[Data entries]
____________

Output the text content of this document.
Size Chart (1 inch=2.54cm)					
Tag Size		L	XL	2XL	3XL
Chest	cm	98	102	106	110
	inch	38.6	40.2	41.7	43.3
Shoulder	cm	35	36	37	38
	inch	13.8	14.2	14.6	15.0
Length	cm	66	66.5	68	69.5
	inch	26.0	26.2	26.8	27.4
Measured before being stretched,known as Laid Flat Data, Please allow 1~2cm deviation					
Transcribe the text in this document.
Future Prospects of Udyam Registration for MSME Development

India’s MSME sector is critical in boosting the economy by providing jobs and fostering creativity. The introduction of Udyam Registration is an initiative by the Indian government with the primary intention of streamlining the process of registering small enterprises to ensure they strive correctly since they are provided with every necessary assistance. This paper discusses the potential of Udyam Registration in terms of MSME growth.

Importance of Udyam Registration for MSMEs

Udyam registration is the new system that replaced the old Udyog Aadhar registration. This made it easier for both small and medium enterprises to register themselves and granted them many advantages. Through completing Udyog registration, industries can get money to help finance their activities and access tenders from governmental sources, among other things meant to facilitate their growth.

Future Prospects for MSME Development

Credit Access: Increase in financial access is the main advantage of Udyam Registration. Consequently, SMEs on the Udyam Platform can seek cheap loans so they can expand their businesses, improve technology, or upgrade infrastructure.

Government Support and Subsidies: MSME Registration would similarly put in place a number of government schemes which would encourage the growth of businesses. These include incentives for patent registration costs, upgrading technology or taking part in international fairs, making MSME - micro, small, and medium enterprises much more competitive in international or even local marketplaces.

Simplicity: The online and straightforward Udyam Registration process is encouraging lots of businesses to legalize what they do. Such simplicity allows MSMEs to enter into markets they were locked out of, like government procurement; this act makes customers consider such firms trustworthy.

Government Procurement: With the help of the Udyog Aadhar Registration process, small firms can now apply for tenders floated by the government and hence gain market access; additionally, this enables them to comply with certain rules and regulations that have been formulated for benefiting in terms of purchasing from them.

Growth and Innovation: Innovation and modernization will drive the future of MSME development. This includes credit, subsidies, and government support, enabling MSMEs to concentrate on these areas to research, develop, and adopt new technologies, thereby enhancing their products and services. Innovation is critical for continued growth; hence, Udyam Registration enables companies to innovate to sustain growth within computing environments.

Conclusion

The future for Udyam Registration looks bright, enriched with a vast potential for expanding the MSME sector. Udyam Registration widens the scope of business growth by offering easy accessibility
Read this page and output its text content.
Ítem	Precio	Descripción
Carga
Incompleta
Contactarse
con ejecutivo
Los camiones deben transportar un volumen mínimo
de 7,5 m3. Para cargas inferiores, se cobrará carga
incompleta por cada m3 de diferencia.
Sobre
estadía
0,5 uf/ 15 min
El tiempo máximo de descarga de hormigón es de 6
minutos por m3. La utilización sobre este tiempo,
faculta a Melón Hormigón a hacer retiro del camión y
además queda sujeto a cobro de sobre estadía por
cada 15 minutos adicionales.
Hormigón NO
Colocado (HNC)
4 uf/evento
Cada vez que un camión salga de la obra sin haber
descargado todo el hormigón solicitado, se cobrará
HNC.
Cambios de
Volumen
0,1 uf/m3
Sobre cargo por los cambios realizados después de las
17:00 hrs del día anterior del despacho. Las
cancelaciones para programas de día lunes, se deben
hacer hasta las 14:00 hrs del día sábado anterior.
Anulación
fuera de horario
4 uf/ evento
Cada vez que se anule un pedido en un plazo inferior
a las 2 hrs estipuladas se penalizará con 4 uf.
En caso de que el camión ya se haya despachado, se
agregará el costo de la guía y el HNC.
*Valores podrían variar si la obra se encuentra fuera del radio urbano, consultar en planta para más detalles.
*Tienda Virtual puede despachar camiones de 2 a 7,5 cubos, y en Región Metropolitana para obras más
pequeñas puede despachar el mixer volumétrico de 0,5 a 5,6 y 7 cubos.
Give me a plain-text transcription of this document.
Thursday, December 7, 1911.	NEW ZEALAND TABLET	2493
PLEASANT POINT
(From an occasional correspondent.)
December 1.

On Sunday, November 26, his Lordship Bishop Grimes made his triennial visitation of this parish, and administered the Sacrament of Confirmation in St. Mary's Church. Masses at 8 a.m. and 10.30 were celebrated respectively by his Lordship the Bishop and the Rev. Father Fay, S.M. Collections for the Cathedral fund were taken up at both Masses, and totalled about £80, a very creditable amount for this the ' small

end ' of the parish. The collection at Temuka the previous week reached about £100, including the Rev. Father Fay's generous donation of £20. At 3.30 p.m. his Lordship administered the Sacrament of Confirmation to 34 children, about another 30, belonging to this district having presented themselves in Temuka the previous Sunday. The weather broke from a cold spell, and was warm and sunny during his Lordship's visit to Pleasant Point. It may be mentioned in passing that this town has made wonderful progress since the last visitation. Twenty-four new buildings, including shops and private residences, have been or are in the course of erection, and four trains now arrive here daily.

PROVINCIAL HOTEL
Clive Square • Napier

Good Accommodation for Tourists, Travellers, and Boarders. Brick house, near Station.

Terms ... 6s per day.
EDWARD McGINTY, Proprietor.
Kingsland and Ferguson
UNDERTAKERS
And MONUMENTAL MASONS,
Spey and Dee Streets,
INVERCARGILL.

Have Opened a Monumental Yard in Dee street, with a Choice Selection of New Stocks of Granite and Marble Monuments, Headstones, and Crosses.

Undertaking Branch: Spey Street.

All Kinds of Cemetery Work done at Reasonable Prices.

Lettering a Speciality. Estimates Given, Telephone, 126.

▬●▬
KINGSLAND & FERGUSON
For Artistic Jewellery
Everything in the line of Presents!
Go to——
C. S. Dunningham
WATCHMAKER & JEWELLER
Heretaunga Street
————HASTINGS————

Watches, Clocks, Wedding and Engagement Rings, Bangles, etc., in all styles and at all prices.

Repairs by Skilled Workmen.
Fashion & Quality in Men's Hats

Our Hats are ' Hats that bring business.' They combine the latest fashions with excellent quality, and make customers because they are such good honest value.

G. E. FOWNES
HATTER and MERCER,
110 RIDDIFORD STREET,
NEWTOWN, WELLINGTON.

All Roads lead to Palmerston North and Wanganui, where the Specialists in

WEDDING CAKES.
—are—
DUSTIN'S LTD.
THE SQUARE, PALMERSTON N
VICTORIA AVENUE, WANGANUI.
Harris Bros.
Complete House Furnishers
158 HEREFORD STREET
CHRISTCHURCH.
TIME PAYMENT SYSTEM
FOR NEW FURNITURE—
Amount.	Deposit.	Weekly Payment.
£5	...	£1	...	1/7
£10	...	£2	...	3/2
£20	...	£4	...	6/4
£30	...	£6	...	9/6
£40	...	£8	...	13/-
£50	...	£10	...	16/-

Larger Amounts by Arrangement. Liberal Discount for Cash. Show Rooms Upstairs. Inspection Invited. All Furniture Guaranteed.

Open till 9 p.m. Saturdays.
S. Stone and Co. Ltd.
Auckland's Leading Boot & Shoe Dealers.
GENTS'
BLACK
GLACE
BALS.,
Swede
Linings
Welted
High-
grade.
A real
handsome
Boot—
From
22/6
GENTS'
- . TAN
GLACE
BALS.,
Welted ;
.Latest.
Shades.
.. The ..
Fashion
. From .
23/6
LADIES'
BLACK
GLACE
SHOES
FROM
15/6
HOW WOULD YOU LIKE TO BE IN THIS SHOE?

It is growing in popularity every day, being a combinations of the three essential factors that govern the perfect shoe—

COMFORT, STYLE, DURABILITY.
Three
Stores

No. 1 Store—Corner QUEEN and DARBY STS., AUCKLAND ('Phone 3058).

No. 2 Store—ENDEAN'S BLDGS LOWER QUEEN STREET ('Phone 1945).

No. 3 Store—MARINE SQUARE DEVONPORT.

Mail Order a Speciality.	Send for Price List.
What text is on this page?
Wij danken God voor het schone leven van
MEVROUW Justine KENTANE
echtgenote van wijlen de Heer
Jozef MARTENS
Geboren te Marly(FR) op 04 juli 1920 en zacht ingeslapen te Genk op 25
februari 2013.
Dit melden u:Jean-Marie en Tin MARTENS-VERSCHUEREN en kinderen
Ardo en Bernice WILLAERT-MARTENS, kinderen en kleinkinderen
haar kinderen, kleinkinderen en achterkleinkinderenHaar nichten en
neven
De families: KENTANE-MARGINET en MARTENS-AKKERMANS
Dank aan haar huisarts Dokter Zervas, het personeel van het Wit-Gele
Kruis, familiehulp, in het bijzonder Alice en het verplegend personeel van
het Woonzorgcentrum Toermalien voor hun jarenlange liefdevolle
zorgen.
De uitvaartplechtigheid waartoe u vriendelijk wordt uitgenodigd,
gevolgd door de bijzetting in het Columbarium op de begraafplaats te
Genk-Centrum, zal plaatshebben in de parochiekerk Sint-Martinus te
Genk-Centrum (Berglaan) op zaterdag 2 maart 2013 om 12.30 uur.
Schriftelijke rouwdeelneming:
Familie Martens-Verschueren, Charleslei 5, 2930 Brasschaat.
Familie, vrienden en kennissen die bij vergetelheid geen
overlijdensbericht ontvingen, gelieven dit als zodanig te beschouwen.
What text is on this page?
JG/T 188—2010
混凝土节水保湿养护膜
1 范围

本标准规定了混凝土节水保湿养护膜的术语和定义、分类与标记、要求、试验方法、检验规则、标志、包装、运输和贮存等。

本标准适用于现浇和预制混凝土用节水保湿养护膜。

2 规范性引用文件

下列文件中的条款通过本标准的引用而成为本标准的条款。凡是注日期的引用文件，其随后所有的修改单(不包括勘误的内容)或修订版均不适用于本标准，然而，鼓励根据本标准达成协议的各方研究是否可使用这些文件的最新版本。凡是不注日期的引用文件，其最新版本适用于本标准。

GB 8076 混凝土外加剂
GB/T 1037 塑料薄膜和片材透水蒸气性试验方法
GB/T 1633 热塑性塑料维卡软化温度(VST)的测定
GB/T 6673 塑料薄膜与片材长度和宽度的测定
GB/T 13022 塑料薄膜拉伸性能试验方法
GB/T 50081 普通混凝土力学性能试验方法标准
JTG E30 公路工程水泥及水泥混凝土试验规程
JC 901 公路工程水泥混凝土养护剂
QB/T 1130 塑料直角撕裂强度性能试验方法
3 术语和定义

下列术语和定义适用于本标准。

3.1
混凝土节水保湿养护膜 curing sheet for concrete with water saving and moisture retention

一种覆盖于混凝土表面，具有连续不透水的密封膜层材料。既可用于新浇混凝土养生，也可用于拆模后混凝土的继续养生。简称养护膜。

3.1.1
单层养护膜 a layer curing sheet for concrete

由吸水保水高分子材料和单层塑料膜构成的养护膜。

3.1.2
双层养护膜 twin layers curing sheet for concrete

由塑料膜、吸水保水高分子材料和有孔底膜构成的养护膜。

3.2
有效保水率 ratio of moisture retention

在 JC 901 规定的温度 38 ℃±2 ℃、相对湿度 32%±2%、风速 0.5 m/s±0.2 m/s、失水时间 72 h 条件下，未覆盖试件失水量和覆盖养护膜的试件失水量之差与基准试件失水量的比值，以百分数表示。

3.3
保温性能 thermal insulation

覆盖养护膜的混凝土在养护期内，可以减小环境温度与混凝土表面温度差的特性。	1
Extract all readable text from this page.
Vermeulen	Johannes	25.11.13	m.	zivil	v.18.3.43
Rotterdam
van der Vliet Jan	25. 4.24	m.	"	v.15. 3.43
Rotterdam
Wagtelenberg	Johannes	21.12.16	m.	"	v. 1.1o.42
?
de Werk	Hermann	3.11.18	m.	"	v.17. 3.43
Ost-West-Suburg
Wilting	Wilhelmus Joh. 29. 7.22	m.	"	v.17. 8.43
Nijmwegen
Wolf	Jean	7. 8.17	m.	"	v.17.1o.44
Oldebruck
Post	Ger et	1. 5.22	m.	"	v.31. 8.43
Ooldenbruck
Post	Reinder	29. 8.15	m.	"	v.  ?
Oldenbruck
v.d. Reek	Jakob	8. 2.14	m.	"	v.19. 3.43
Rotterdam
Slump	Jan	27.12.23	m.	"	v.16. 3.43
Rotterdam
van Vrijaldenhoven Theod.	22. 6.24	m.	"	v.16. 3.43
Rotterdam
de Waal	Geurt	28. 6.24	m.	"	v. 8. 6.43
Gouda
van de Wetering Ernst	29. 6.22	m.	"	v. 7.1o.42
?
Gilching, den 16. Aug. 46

____________

Direction:
Give the count of lines in the listing above that include "fuera", with no other words.

Task response:
2